Requirements – State how many lines contain "fetched", and write nothing except that count.

Data records:
-----

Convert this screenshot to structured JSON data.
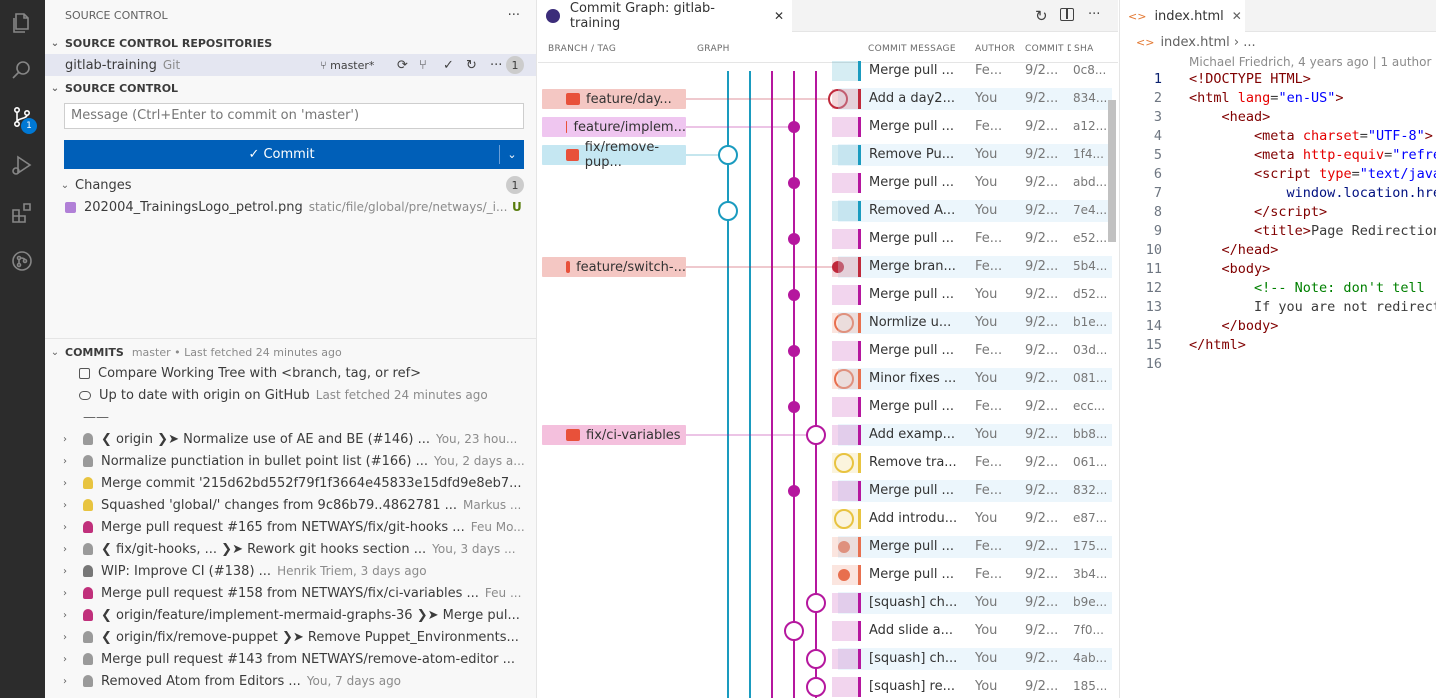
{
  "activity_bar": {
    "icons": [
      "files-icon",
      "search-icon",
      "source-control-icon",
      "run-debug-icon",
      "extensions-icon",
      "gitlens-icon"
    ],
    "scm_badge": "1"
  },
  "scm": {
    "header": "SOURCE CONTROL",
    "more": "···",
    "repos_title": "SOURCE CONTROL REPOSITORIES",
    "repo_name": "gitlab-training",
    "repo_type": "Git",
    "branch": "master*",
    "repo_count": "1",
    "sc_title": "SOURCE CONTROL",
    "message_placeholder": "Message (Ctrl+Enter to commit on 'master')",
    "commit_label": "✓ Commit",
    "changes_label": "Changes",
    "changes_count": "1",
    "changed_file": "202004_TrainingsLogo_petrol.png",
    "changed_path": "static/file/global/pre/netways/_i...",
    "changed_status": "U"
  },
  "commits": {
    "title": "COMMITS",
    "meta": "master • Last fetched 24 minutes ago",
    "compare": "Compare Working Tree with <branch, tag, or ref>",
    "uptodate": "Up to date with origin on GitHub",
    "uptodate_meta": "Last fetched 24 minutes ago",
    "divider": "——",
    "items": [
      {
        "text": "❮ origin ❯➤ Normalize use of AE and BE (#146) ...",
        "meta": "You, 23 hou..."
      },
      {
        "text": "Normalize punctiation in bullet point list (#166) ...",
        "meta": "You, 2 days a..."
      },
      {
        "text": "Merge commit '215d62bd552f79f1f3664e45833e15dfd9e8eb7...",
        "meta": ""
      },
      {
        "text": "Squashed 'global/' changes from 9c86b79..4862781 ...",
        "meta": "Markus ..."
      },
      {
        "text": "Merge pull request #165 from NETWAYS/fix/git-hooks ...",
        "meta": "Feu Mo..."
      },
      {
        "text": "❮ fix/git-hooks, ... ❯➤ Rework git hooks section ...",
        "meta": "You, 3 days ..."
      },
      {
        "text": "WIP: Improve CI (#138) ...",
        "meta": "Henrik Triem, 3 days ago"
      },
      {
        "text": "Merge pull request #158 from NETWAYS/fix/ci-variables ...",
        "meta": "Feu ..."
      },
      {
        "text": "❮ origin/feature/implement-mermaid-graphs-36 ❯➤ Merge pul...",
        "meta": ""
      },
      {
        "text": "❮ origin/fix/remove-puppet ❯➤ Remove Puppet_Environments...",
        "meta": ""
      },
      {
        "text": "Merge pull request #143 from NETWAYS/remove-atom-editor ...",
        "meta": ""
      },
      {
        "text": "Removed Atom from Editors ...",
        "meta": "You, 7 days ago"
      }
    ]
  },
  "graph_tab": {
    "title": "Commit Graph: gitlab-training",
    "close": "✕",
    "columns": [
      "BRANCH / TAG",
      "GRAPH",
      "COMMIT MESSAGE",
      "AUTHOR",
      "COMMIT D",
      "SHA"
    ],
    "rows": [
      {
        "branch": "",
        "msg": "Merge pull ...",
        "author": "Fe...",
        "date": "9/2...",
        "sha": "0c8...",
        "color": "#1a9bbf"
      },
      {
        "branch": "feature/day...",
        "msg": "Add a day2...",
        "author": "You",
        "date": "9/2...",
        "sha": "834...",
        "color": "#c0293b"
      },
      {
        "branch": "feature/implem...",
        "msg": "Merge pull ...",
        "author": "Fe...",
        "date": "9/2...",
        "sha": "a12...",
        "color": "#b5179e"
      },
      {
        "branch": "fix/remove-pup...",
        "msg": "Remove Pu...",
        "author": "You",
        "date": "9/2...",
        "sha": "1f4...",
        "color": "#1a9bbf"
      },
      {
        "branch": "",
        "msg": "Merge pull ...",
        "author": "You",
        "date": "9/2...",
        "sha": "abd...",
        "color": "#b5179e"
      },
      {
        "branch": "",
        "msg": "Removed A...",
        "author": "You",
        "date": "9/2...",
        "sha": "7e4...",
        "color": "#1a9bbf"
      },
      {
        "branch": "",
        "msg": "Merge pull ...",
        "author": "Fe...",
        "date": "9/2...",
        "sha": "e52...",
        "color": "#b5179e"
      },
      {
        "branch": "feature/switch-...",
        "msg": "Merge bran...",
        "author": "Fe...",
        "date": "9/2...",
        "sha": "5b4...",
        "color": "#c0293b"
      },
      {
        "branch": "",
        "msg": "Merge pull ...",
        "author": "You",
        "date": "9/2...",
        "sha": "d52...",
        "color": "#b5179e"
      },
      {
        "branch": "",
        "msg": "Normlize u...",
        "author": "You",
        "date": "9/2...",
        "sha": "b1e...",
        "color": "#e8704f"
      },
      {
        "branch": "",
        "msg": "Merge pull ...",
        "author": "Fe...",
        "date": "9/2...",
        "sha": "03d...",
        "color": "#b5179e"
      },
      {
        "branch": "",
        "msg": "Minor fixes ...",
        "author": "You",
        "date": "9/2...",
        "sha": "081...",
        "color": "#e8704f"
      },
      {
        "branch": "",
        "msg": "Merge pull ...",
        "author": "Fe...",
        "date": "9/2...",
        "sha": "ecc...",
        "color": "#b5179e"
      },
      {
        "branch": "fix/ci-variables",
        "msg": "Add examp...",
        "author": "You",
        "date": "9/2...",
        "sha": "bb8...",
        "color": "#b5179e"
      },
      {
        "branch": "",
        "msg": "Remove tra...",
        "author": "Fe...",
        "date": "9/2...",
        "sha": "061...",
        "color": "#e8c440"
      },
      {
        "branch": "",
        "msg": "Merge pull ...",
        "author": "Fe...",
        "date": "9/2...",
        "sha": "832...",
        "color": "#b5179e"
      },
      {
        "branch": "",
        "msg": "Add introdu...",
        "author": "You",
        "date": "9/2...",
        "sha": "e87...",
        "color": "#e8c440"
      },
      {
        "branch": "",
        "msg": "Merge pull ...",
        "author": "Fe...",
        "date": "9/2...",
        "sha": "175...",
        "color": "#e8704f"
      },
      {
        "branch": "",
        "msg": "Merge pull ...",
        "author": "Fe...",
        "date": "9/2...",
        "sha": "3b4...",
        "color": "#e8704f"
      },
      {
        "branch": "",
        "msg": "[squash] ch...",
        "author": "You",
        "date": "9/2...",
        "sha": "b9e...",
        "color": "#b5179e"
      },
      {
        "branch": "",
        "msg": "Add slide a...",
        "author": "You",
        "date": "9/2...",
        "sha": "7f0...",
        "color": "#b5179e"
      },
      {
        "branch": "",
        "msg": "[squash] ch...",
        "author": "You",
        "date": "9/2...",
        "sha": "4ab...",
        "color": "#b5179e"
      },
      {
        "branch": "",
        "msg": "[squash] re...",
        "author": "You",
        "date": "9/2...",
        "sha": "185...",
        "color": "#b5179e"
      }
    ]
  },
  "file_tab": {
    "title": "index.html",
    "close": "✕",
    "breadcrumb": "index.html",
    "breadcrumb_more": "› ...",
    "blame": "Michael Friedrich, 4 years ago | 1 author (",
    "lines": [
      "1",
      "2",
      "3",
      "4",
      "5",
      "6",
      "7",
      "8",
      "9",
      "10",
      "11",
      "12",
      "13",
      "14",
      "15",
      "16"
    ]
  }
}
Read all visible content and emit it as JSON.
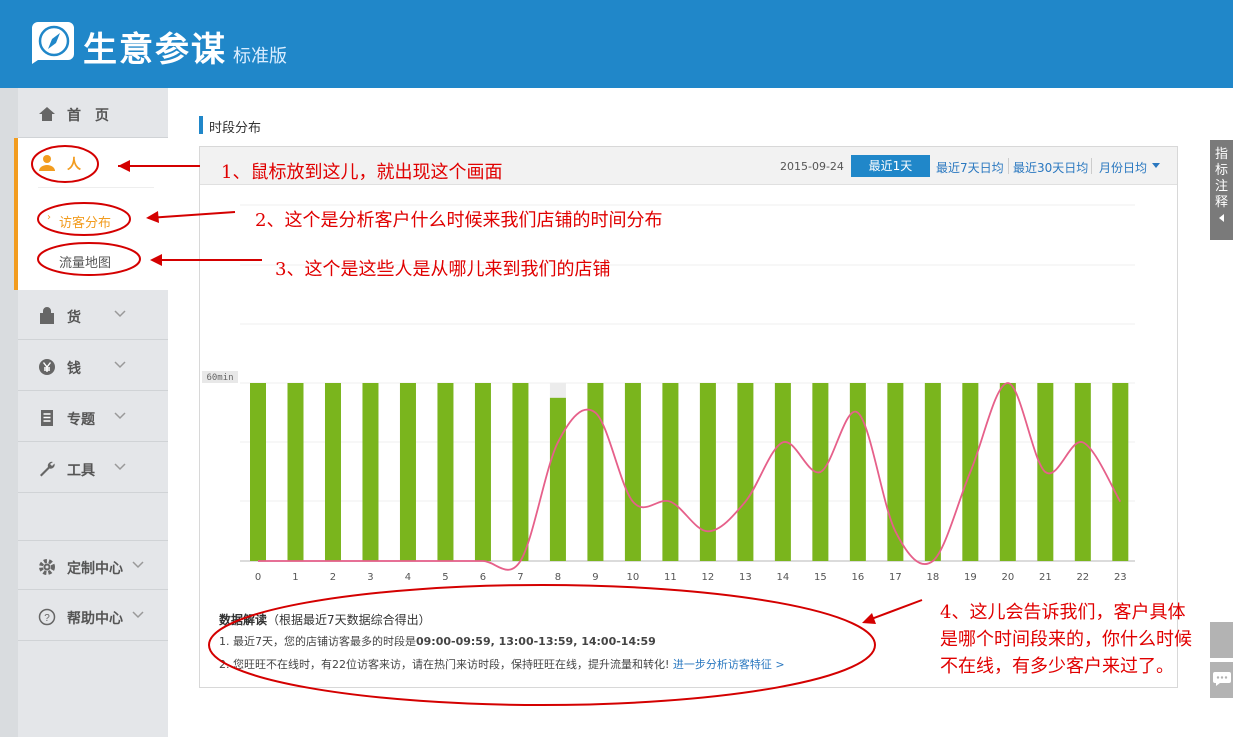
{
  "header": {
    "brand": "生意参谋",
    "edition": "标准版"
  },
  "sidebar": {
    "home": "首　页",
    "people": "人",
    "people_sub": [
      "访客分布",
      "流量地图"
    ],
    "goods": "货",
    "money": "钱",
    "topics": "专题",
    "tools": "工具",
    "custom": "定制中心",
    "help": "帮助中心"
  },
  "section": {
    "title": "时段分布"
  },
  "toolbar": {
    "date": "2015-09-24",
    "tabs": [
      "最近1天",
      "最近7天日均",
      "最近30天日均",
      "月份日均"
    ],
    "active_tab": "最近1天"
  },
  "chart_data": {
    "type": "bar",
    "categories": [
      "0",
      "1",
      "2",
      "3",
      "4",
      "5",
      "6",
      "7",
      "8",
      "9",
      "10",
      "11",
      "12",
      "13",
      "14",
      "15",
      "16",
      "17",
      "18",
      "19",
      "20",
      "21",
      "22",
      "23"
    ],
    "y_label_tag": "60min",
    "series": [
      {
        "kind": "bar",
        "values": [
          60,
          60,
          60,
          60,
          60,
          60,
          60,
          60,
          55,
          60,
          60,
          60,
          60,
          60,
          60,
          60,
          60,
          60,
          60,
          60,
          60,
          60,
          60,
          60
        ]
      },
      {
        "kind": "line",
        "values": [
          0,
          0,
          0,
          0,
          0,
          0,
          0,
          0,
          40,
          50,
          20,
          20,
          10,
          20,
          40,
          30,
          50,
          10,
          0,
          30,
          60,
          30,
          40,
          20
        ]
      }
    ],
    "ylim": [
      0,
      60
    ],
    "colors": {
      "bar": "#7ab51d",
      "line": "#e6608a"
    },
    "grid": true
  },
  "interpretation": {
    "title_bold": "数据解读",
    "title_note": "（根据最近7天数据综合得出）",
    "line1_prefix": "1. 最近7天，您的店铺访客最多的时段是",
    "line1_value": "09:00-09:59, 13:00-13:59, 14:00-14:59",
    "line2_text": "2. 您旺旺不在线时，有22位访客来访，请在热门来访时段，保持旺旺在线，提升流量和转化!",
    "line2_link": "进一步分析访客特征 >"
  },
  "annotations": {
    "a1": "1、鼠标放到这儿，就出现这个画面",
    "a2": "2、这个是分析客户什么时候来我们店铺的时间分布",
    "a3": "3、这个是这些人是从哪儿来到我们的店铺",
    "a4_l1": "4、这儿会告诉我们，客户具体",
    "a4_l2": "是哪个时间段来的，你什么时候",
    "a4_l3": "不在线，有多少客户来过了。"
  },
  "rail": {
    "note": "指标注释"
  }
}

-----

The solution – 2